■ **Records from a data collection**

########################################

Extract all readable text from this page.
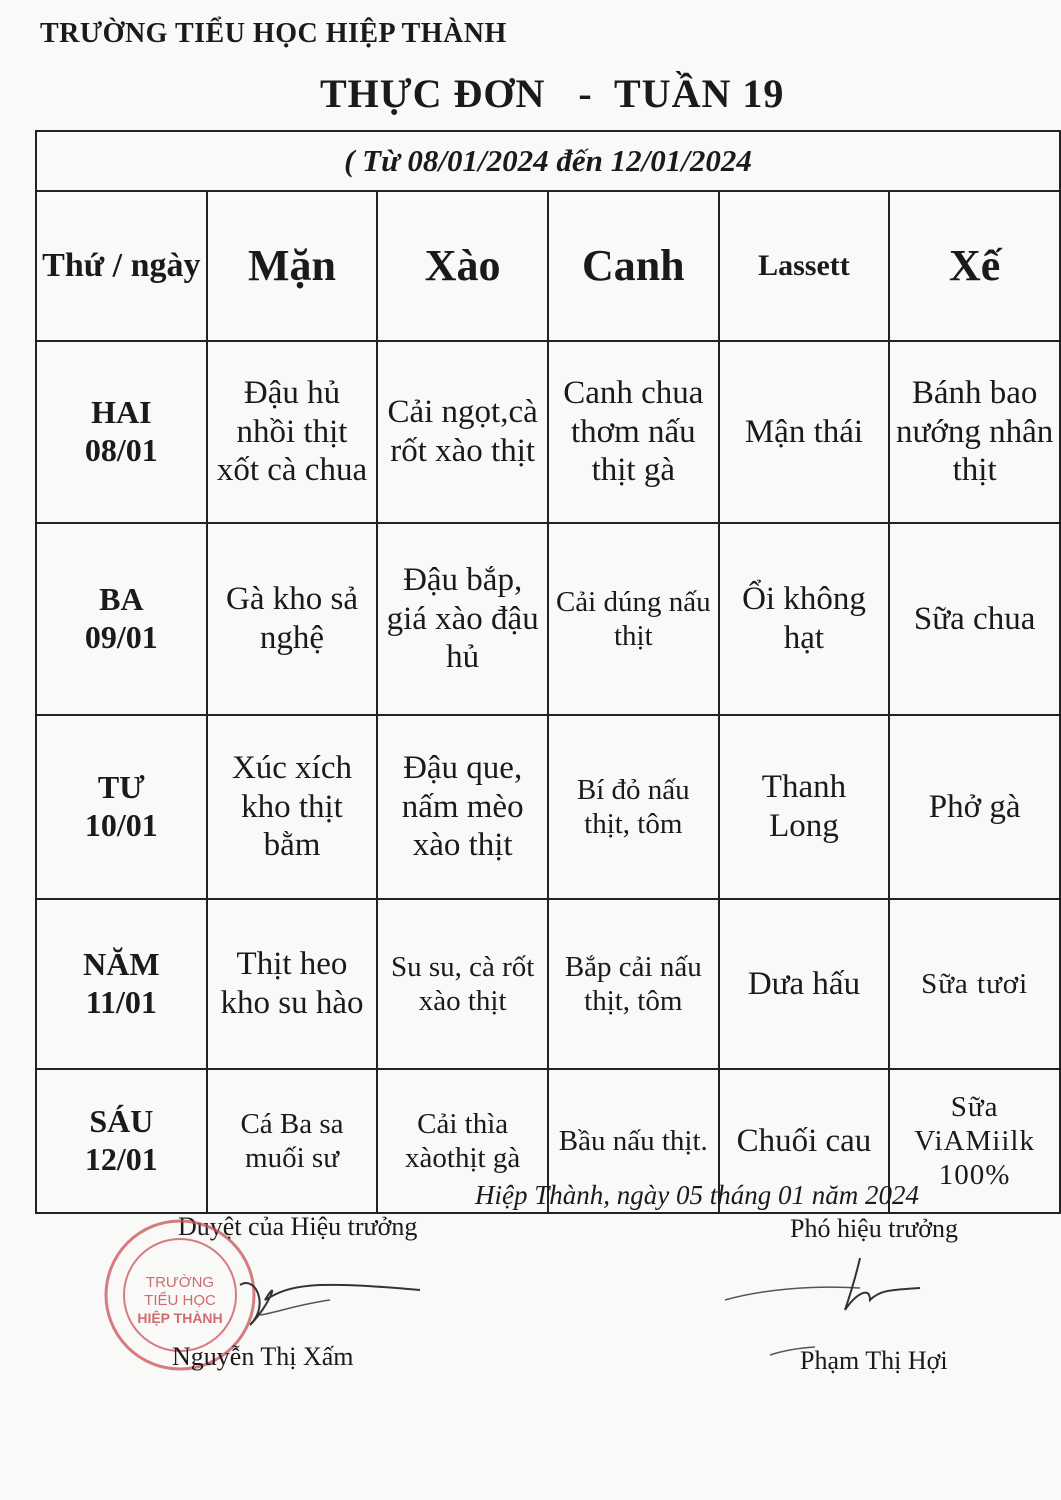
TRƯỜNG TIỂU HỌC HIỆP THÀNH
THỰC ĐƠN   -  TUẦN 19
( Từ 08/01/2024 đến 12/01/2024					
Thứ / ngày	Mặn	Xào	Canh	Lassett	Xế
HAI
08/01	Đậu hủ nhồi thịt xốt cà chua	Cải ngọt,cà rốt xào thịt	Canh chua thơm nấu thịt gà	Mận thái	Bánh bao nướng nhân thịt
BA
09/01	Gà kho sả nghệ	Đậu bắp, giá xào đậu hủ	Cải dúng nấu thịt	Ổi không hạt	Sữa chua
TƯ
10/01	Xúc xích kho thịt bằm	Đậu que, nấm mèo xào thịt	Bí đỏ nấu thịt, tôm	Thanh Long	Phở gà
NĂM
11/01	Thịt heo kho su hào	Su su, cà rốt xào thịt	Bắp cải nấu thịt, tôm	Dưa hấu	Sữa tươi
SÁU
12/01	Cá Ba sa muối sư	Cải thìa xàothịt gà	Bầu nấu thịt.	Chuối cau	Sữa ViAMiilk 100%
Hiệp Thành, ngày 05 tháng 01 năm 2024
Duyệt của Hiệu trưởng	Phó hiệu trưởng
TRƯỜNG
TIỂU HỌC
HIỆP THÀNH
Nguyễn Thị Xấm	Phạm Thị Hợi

########################################

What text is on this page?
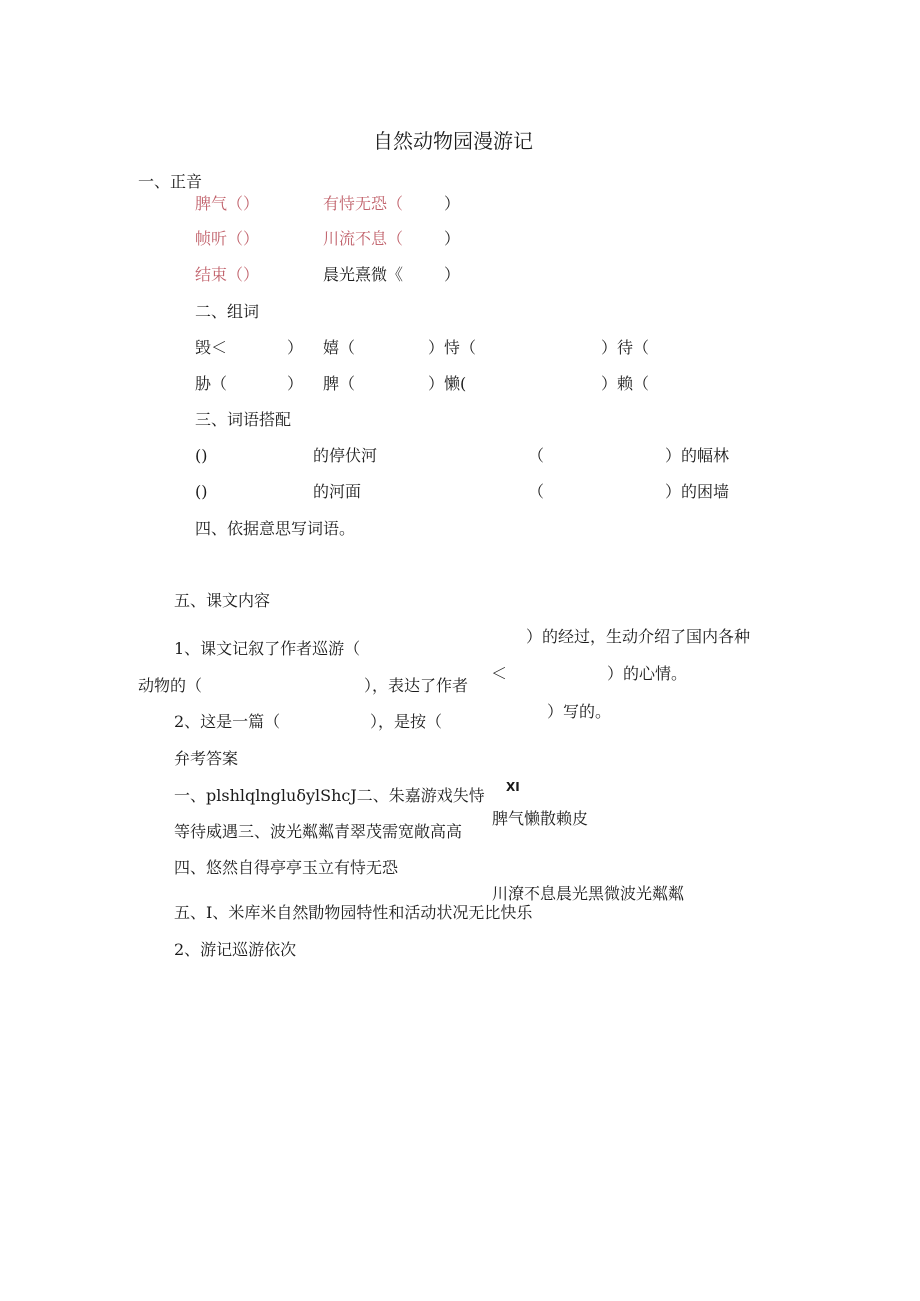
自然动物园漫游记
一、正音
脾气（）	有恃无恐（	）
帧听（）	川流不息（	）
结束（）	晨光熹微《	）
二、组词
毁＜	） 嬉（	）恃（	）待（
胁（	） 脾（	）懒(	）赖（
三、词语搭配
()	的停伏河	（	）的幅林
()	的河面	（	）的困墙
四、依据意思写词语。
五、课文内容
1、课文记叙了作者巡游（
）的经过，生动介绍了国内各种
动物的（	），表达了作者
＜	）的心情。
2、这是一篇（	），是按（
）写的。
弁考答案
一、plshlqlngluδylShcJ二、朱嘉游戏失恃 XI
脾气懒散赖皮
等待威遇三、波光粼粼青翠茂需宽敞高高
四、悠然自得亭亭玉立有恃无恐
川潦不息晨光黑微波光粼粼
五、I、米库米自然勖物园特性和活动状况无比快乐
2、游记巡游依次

########################################

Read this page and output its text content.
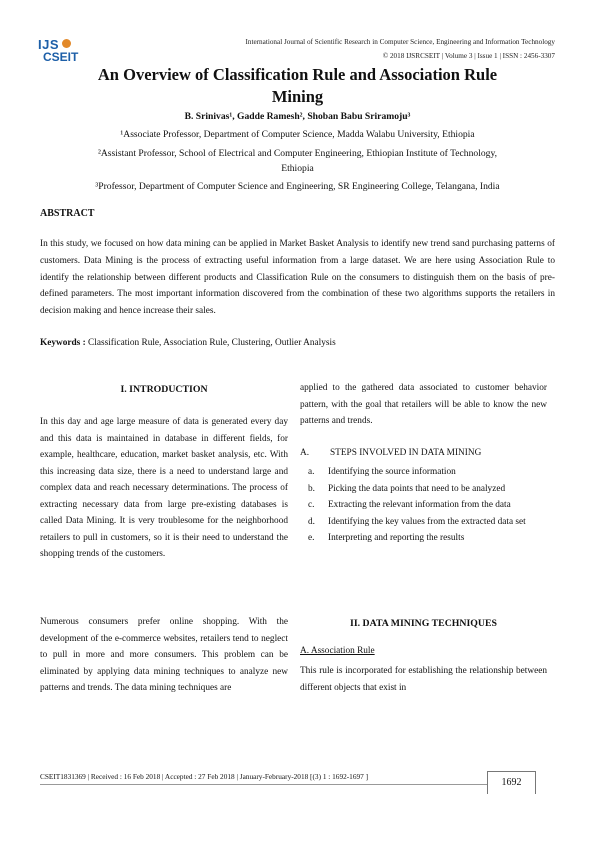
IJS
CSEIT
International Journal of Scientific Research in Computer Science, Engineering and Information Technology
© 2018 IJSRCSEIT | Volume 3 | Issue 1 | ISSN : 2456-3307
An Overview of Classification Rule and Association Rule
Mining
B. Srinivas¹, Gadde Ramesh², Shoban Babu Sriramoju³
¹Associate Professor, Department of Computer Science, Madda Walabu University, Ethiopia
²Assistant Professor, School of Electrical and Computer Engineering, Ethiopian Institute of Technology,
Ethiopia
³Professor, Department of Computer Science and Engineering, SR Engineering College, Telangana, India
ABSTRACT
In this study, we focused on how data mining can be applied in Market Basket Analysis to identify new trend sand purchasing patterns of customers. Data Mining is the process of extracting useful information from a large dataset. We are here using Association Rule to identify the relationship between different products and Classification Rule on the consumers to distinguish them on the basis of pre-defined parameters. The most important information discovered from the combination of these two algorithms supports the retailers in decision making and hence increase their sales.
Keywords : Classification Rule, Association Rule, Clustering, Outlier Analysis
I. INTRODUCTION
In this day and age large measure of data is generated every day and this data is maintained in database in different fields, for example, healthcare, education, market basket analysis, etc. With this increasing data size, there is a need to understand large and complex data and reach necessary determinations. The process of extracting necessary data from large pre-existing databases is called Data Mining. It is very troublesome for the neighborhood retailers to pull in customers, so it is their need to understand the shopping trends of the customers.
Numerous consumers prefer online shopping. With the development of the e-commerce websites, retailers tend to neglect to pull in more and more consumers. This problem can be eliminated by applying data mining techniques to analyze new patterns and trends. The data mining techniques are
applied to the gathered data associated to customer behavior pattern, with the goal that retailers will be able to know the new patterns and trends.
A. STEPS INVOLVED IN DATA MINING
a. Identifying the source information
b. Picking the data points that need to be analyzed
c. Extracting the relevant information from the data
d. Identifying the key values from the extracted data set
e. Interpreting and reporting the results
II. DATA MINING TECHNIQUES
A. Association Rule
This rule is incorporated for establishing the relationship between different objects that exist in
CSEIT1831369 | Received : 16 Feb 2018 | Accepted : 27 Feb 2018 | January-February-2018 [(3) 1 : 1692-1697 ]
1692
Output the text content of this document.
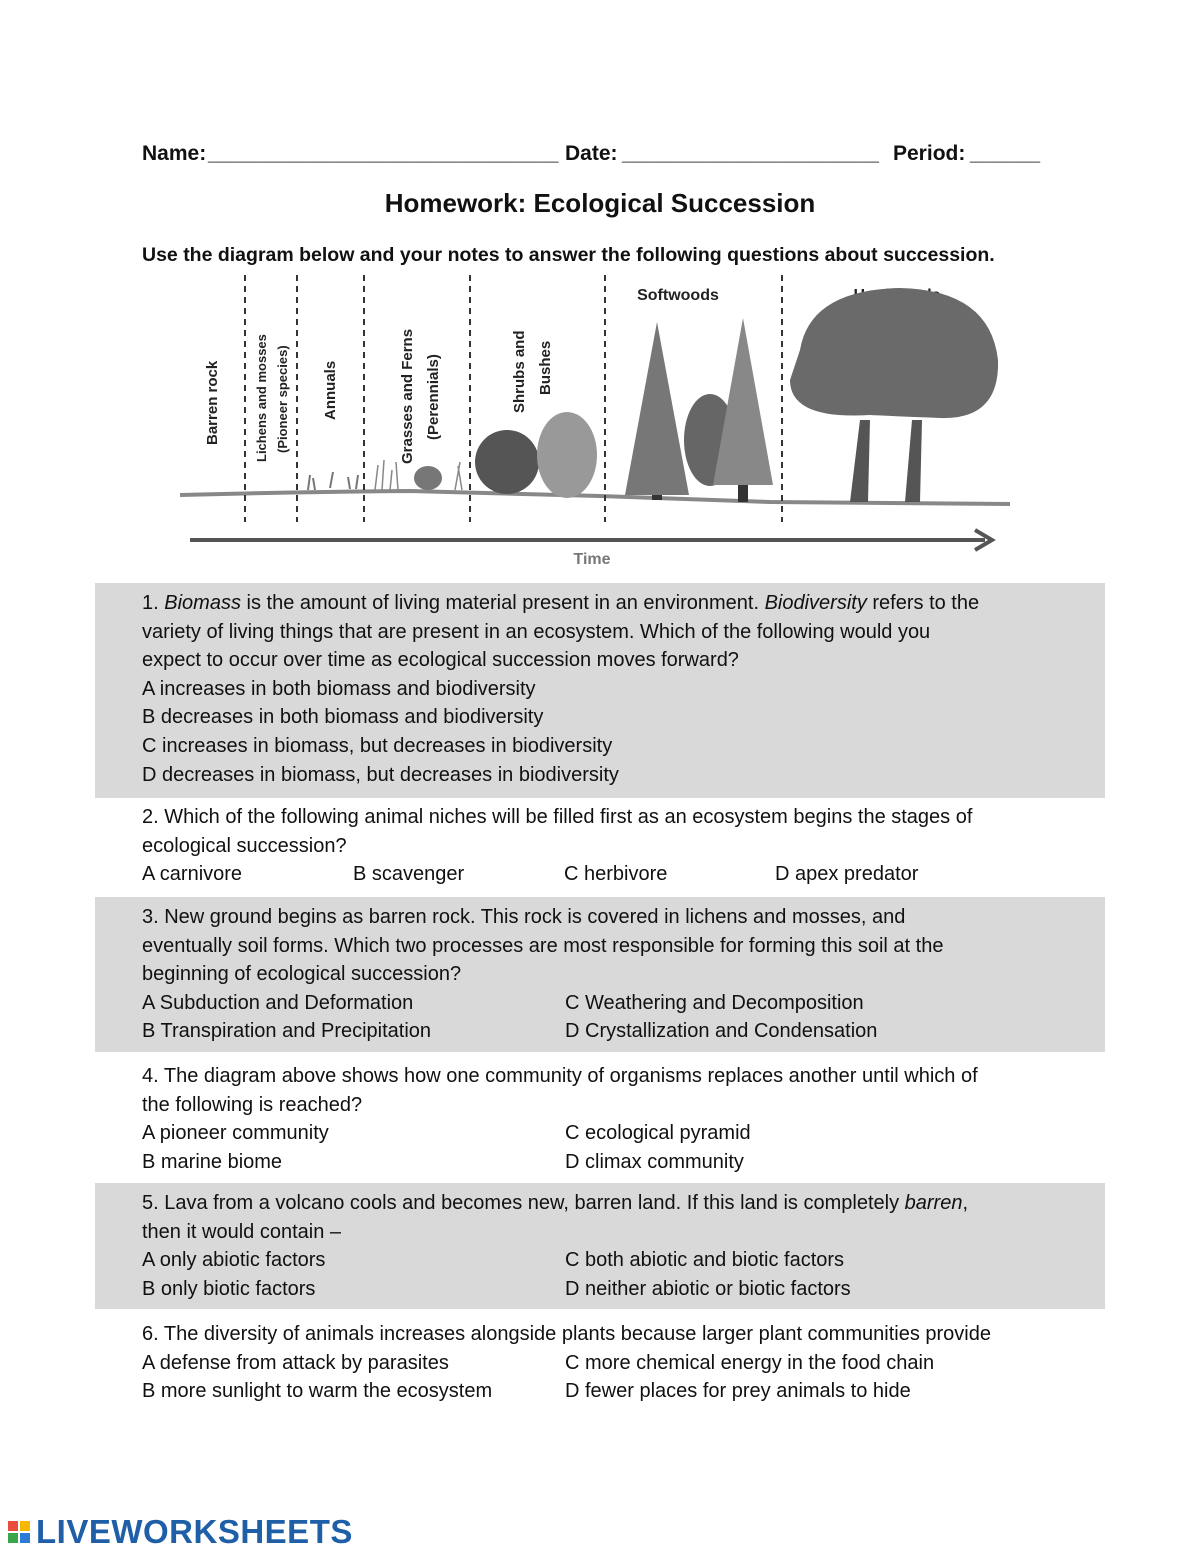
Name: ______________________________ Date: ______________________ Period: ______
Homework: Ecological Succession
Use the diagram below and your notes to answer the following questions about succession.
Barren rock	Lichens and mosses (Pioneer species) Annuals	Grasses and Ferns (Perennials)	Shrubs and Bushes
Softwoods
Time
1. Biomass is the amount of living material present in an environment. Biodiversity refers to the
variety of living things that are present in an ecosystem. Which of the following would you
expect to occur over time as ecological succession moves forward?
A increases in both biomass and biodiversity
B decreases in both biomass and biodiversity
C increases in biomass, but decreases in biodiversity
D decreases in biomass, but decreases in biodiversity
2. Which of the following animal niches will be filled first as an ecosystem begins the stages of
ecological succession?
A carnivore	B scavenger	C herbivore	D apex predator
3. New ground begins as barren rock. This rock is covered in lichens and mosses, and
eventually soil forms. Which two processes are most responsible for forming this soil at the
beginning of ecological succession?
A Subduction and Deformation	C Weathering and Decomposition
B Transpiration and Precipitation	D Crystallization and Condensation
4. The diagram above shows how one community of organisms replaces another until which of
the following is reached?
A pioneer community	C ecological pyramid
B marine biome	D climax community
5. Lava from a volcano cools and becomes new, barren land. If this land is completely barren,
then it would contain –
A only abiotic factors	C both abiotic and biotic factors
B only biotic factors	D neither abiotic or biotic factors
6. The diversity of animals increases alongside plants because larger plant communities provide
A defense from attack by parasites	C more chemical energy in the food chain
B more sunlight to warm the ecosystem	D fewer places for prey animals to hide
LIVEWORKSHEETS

########################################

State the number of lines in these entries that include the string "page". Provide nothing beyond that number.

3